● YOUR INSTRUCTIONS
Locate all lines with the word "screenshot" and copy them out.

Data records

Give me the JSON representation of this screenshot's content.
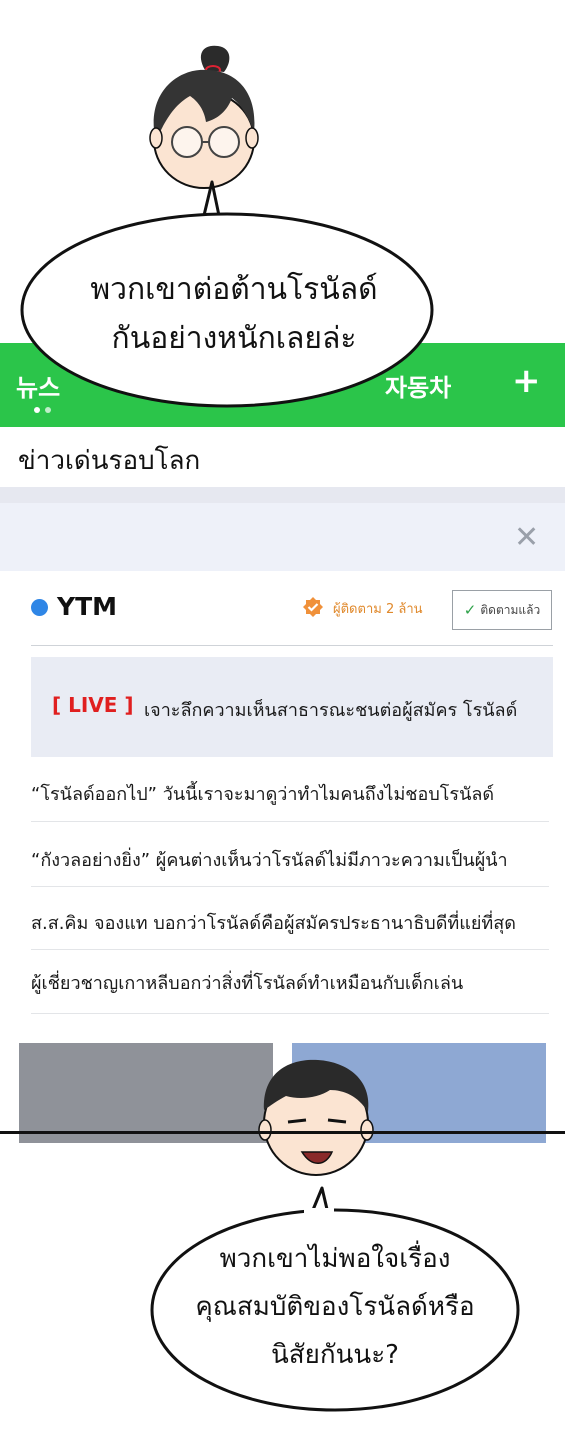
{
  "tabs": {
    "news": "뉴스",
    "cars": "자동차",
    "add": "+"
  },
  "section_title": "ข่าวเด่นรอบโลก",
  "close_label": "✕",
  "channel": {
    "name": "YTM",
    "followers": "ผู้ติดตาม 2 ล้าน",
    "follow_state": "ติดตามแล้ว"
  },
  "live": {
    "tag": "[ LIVE ]",
    "headline": "เจาะลึกความเห็นสาธารณะชนต่อผู้สมัคร โรนัลด์"
  },
  "news_items": [
    "“โรนัลด์ออกไป” วันนี้เราจะมาดูว่าทำไมคนถึงไม่ชอบโรนัลด์",
    "“กังวลอย่างยิ่ง” ผู้คนต่างเห็นว่าโรนัลด์ไม่มีภาวะความเป็นผู้นำ",
    "ส.ส.คิม จองแท บอกว่าโรนัลด์คือผู้สมัครประธานาธิบดีที่แย่ที่สุด",
    "ผู้เชี่ยวชาญเกาหลีบอกว่าสิ่งที่โรนัลด์ทำเหมือนกับเด็กเล่น"
  ],
  "bubble_top": {
    "line1": "พวกเขาต่อต้านโรนัลด์",
    "line2": "กันอย่างหนักเลยล่ะ"
  },
  "bubble_bottom": {
    "line1": "พวกเขาไม่พอใจเรื่อง",
    "line2": "คุณสมบัติของโรนัลด์หรือ",
    "line3": "นิสัยกันนะ?"
  },
  "colors": {
    "tab_green": "#2bc54a",
    "live_red": "#e01f1f",
    "ytm_blue": "#2f86e6",
    "badge_orange": "#e0892c"
  }
}
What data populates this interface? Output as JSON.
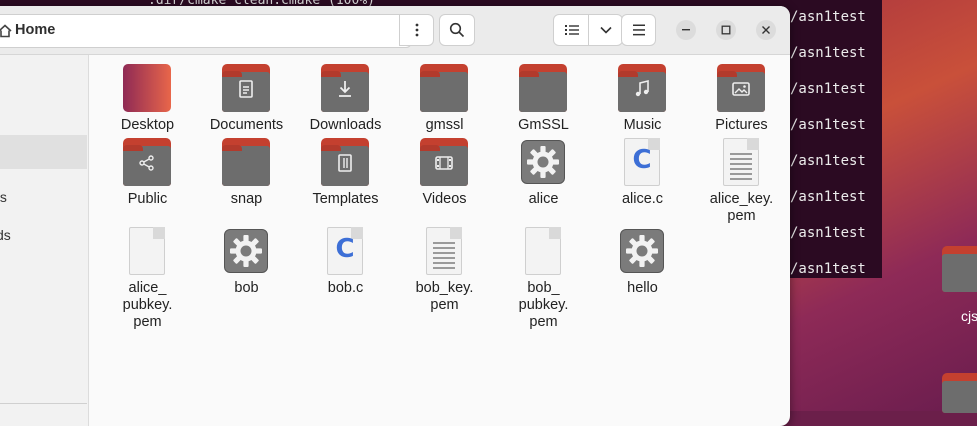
{
  "terminal": {
    "top_text": ".dir/cmake_clean.cmake (100%)",
    "lines": [
      "/asn1test",
      "/asn1test",
      "/asn1test",
      "/asn1test",
      "/asn1test",
      "/asn1test",
      "/asn1test",
      "/asn1test"
    ]
  },
  "desktop": {
    "folder_label": "cjs"
  },
  "window": {
    "path_label": "Home",
    "sidebar": {
      "items": [
        "ts",
        "ds"
      ]
    }
  },
  "files": [
    {
      "name": "Desktop",
      "icon": "desktop-folder-icon"
    },
    {
      "name": "Documents",
      "icon": "documents-folder-icon"
    },
    {
      "name": "Downloads",
      "icon": "downloads-folder-icon"
    },
    {
      "name": "gmssl",
      "icon": "folder-icon"
    },
    {
      "name": "GmSSL",
      "icon": "folder-icon"
    },
    {
      "name": "Music",
      "icon": "music-folder-icon"
    },
    {
      "name": "Pictures",
      "icon": "pictures-folder-icon"
    },
    {
      "name": "Public",
      "icon": "public-folder-icon"
    },
    {
      "name": "snap",
      "icon": "folder-icon"
    },
    {
      "name": "Templates",
      "icon": "templates-folder-icon"
    },
    {
      "name": "Videos",
      "icon": "videos-folder-icon"
    },
    {
      "name": "alice",
      "icon": "executable-icon"
    },
    {
      "name": "alice.c",
      "icon": "c-source-icon"
    },
    {
      "name": "alice_key.\npem",
      "icon": "text-file-icon"
    },
    {
      "name": "alice_\npubkey.\npem",
      "icon": "blank-file-icon"
    },
    {
      "name": "bob",
      "icon": "executable-icon"
    },
    {
      "name": "bob.c",
      "icon": "c-source-icon"
    },
    {
      "name": "bob_key.\npem",
      "icon": "text-file-icon"
    },
    {
      "name": "bob_\npubkey.\npem",
      "icon": "blank-file-icon"
    },
    {
      "name": "hello",
      "icon": "executable-icon"
    }
  ],
  "colors": {
    "folder_accent": "#c4402f",
    "folder_body": "#6d6d6d",
    "c_letter": "#3d6fd6"
  }
}
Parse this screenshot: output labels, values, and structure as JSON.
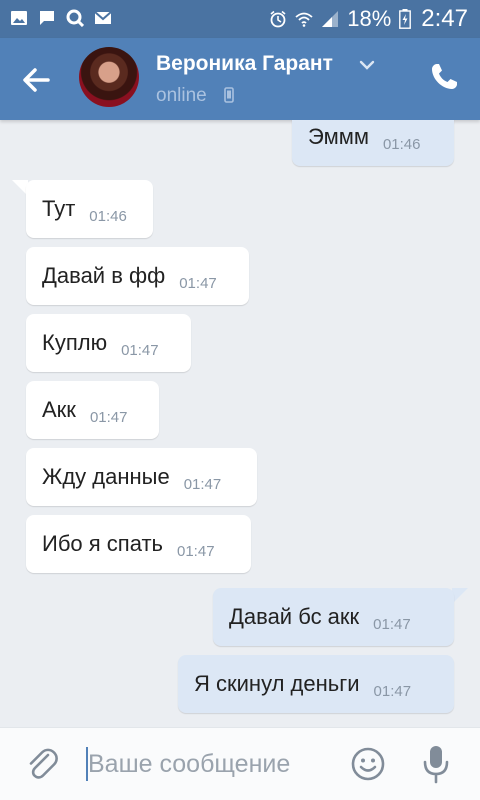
{
  "statusbar": {
    "battery": "18%",
    "time": "2:47",
    "left_icons": [
      "image-icon",
      "chat-icon",
      "search-icon",
      "gmail-icon"
    ],
    "right_icons": [
      "alarm-icon",
      "wifi-icon",
      "signal-icon",
      "battery-icon"
    ]
  },
  "header": {
    "name": "Вероника Гарант",
    "status": "online"
  },
  "messages": [
    {
      "dir": "out",
      "text": "Эммм",
      "time": "01:46"
    },
    {
      "dir": "in",
      "text": "Тут",
      "time": "01:46"
    },
    {
      "dir": "in",
      "text": "Давай в фф",
      "time": "01:47"
    },
    {
      "dir": "in",
      "text": "Куплю",
      "time": "01:47"
    },
    {
      "dir": "in",
      "text": "Акк",
      "time": "01:47"
    },
    {
      "dir": "in",
      "text": "Жду данные",
      "time": "01:47"
    },
    {
      "dir": "in",
      "text": "Ибо я спать",
      "time": "01:47"
    },
    {
      "dir": "out",
      "text": "Давай бс акк",
      "time": "01:47"
    },
    {
      "dir": "out",
      "text": "Я скинул деньги",
      "time": "01:47"
    }
  ],
  "input": {
    "placeholder": "Ваше сообщение"
  },
  "colors": {
    "header": "#5181b8",
    "background": "#ebeef2",
    "incoming": "#ffffff",
    "outgoing": "#dce7f5"
  }
}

● OUTPUT BELOW
Give me the JSON representation of this screenshot's content.
Parse this screenshot: output labels, values, and structure as JSON.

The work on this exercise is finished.